-- START OF STORED RECORDS --
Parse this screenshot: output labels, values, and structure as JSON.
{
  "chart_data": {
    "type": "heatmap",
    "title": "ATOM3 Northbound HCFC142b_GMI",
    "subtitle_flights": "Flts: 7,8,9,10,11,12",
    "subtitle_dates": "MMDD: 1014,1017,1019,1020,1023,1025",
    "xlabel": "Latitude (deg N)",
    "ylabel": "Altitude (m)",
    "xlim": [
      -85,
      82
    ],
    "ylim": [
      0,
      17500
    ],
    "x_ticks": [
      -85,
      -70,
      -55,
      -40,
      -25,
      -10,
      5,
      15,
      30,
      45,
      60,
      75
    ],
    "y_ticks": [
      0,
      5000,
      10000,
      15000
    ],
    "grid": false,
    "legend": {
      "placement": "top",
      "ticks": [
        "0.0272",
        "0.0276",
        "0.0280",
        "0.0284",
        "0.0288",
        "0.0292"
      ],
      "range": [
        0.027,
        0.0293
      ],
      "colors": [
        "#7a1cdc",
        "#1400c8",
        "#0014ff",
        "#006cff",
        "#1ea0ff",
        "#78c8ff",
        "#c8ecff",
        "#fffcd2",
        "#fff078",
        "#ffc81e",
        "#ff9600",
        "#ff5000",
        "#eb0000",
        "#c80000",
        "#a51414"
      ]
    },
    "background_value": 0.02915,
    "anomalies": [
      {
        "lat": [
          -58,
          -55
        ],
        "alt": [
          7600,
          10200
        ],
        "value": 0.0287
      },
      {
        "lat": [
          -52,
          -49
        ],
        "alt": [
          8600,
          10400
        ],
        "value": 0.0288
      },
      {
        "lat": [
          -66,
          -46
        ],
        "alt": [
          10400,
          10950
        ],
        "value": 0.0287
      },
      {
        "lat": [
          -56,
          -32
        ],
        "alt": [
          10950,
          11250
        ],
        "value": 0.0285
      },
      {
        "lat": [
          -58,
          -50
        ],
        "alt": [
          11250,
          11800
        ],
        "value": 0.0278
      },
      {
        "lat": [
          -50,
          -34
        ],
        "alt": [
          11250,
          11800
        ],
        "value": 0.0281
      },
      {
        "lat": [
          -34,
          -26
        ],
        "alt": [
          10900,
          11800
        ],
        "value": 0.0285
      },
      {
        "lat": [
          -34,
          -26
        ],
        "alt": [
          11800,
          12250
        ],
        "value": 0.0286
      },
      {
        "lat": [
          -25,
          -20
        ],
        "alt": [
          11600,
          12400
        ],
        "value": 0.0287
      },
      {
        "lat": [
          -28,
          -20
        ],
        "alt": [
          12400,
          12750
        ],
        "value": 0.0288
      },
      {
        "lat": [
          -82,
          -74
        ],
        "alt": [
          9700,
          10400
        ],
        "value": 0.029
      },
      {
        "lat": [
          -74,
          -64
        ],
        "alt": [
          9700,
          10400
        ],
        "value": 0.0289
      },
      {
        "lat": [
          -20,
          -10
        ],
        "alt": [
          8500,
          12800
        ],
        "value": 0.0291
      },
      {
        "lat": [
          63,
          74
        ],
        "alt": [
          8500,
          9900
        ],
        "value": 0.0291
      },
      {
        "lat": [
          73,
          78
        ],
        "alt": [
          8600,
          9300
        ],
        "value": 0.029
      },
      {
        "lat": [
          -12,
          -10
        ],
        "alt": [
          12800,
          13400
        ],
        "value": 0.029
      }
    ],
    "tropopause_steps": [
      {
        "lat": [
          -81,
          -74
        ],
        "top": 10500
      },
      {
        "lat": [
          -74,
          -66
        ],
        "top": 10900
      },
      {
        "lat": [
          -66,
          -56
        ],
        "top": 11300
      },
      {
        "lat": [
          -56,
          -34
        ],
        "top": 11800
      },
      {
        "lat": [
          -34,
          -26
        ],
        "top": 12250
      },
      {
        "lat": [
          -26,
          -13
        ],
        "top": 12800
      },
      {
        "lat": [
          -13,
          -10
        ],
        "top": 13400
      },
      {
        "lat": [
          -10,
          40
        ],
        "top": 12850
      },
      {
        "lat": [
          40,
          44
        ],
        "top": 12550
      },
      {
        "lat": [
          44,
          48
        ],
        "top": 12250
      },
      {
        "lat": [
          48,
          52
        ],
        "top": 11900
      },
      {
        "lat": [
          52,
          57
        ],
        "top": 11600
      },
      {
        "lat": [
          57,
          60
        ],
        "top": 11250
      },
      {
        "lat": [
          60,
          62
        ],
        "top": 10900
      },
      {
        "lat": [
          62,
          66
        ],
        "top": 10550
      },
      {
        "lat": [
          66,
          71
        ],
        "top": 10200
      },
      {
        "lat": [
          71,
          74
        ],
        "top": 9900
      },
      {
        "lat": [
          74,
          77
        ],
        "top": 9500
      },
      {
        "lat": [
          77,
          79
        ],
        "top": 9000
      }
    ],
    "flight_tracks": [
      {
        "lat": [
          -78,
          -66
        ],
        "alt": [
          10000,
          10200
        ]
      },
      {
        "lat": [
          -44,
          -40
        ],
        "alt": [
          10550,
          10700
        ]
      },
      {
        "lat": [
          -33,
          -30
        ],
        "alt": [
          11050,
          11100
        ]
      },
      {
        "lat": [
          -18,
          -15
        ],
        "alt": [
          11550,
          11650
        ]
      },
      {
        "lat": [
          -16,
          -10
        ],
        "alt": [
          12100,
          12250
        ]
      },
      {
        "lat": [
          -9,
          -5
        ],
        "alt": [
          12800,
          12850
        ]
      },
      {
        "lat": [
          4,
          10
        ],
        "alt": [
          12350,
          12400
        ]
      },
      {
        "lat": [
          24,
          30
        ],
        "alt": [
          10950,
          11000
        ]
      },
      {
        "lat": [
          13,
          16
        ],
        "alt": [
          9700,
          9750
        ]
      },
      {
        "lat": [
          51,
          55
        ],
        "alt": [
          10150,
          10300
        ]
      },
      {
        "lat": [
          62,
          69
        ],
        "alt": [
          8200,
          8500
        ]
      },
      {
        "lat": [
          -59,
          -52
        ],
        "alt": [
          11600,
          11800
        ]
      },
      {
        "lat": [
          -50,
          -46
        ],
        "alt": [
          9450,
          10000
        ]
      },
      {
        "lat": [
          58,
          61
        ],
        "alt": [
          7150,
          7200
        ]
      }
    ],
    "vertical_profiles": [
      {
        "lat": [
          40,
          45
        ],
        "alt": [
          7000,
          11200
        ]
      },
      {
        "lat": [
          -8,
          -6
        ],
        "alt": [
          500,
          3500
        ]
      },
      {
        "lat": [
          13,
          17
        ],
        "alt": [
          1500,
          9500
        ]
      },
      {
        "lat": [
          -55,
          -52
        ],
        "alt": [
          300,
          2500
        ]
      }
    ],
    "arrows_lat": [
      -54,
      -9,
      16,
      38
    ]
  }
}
-- END OF STORED RECORDS --
▶ **TASK TO COMPLETE**
Write out all the data again, exactly as it appears.

▶ **THE OUTPUT**
Parse this screenshot: output labels, values, and structure as JSON.
{
  "chart_data": {
    "type": "heatmap",
    "title": "ATOM3 Northbound HCFC142b_GMI",
    "subtitle_flights": "Flts: 7,8,9,10,11,12",
    "subtitle_dates": "MMDD: 1014,1017,1019,1020,1023,1025",
    "xlabel": "Latitude (deg N)",
    "ylabel": "Altitude (m)",
    "xlim": [
      -85,
      82
    ],
    "ylim": [
      0,
      17500
    ],
    "x_ticks": [
      -85,
      -70,
      -55,
      -40,
      -25,
      -10,
      5,
      15,
      30,
      45,
      60,
      75
    ],
    "y_ticks": [
      0,
      5000,
      10000,
      15000
    ],
    "grid": false,
    "legend": {
      "placement": "top",
      "ticks": [
        "0.0272",
        "0.0276",
        "0.0280",
        "0.0284",
        "0.0288",
        "0.0292"
      ],
      "range": [
        0.027,
        0.0293
      ],
      "colors": [
        "#7a1cdc",
        "#1400c8",
        "#0014ff",
        "#006cff",
        "#1ea0ff",
        "#78c8ff",
        "#c8ecff",
        "#fffcd2",
        "#fff078",
        "#ffc81e",
        "#ff9600",
        "#ff5000",
        "#eb0000",
        "#c80000",
        "#a51414"
      ]
    },
    "background_value": 0.02915,
    "anomalies": [
      {
        "lat": [
          -58,
          -55
        ],
        "alt": [
          7600,
          10200
        ],
        "value": 0.0287
      },
      {
        "lat": [
          -52,
          -49
        ],
        "alt": [
          8600,
          10400
        ],
        "value": 0.0288
      },
      {
        "lat": [
          -66,
          -46
        ],
        "alt": [
          10400,
          10950
        ],
        "value": 0.0287
      },
      {
        "lat": [
          -56,
          -32
        ],
        "alt": [
          10950,
          11250
        ],
        "value": 0.0285
      },
      {
        "lat": [
          -58,
          -50
        ],
        "alt": [
          11250,
          11800
        ],
        "value": 0.0278
      },
      {
        "lat": [
          -50,
          -34
        ],
        "alt": [
          11250,
          11800
        ],
        "value": 0.0281
      },
      {
        "lat": [
          -34,
          -26
        ],
        "alt": [
          10900,
          11800
        ],
        "value": 0.0285
      },
      {
        "lat": [
          -34,
          -26
        ],
        "alt": [
          11800,
          12250
        ],
        "value": 0.0286
      },
      {
        "lat": [
          -25,
          -20
        ],
        "alt": [
          11600,
          12400
        ],
        "value": 0.0287
      },
      {
        "lat": [
          -28,
          -20
        ],
        "alt": [
          12400,
          12750
        ],
        "value": 0.0288
      },
      {
        "lat": [
          -82,
          -74
        ],
        "alt": [
          9700,
          10400
        ],
        "value": 0.029
      },
      {
        "lat": [
          -74,
          -64
        ],
        "alt": [
          9700,
          10400
        ],
        "value": 0.0289
      },
      {
        "lat": [
          -20,
          -10
        ],
        "alt": [
          8500,
          12800
        ],
        "value": 0.0291
      },
      {
        "lat": [
          63,
          74
        ],
        "alt": [
          8500,
          9900
        ],
        "value": 0.0291
      },
      {
        "lat": [
          73,
          78
        ],
        "alt": [
          8600,
          9300
        ],
        "value": 0.029
      },
      {
        "lat": [
          -12,
          -10
        ],
        "alt": [
          12800,
          13400
        ],
        "value": 0.029
      }
    ],
    "tropopause_steps": [
      {
        "lat": [
          -81,
          -74
        ],
        "top": 10500
      },
      {
        "lat": [
          -74,
          -66
        ],
        "top": 10900
      },
      {
        "lat": [
          -66,
          -56
        ],
        "top": 11300
      },
      {
        "lat": [
          -56,
          -34
        ],
        "top": 11800
      },
      {
        "lat": [
          -34,
          -26
        ],
        "top": 12250
      },
      {
        "lat": [
          -26,
          -13
        ],
        "top": 12800
      },
      {
        "lat": [
          -13,
          -10
        ],
        "top": 13400
      },
      {
        "lat": [
          -10,
          40
        ],
        "top": 12850
      },
      {
        "lat": [
          40,
          44
        ],
        "top": 12550
      },
      {
        "lat": [
          44,
          48
        ],
        "top": 12250
      },
      {
        "lat": [
          48,
          52
        ],
        "top": 11900
      },
      {
        "lat": [
          52,
          57
        ],
        "top": 11600
      },
      {
        "lat": [
          57,
          60
        ],
        "top": 11250
      },
      {
        "lat": [
          60,
          62
        ],
        "top": 10900
      },
      {
        "lat": [
          62,
          66
        ],
        "top": 10550
      },
      {
        "lat": [
          66,
          71
        ],
        "top": 10200
      },
      {
        "lat": [
          71,
          74
        ],
        "top": 9900
      },
      {
        "lat": [
          74,
          77
        ],
        "top": 9500
      },
      {
        "lat": [
          77,
          79
        ],
        "top": 9000
      }
    ],
    "flight_tracks": [
      {
        "lat": [
          -78,
          -66
        ],
        "alt": [
          10000,
          10200
        ]
      },
      {
        "lat": [
          -44,
          -40
        ],
        "alt": [
          10550,
          10700
        ]
      },
      {
        "lat": [
          -33,
          -30
        ],
        "alt": [
          11050,
          11100
        ]
      },
      {
        "lat": [
          -18,
          -15
        ],
        "alt": [
          11550,
          11650
        ]
      },
      {
        "lat": [
          -16,
          -10
        ],
        "alt": [
          12100,
          12250
        ]
      },
      {
        "lat": [
          -9,
          -5
        ],
        "alt": [
          12800,
          12850
        ]
      },
      {
        "lat": [
          4,
          10
        ],
        "alt": [
          12350,
          12400
        ]
      },
      {
        "lat": [
          24,
          30
        ],
        "alt": [
          10950,
          11000
        ]
      },
      {
        "lat": [
          13,
          16
        ],
        "alt": [
          9700,
          9750
        ]
      },
      {
        "lat": [
          51,
          55
        ],
        "alt": [
          10150,
          10300
        ]
      },
      {
        "lat": [
          62,
          69
        ],
        "alt": [
          8200,
          8500
        ]
      },
      {
        "lat": [
          -59,
          -52
        ],
        "alt": [
          11600,
          11800
        ]
      },
      {
        "lat": [
          -50,
          -46
        ],
        "alt": [
          9450,
          10000
        ]
      },
      {
        "lat": [
          58,
          61
        ],
        "alt": [
          7150,
          7200
        ]
      }
    ],
    "vertical_profiles": [
      {
        "lat": [
          40,
          45
        ],
        "alt": [
          7000,
          11200
        ]
      },
      {
        "lat": [
          -8,
          -6
        ],
        "alt": [
          500,
          3500
        ]
      },
      {
        "lat": [
          13,
          17
        ],
        "alt": [
          1500,
          9500
        ]
      },
      {
        "lat": [
          -55,
          -52
        ],
        "alt": [
          300,
          2500
        ]
      }
    ],
    "arrows_lat": [
      -54,
      -9,
      16,
      38
    ]
  }
}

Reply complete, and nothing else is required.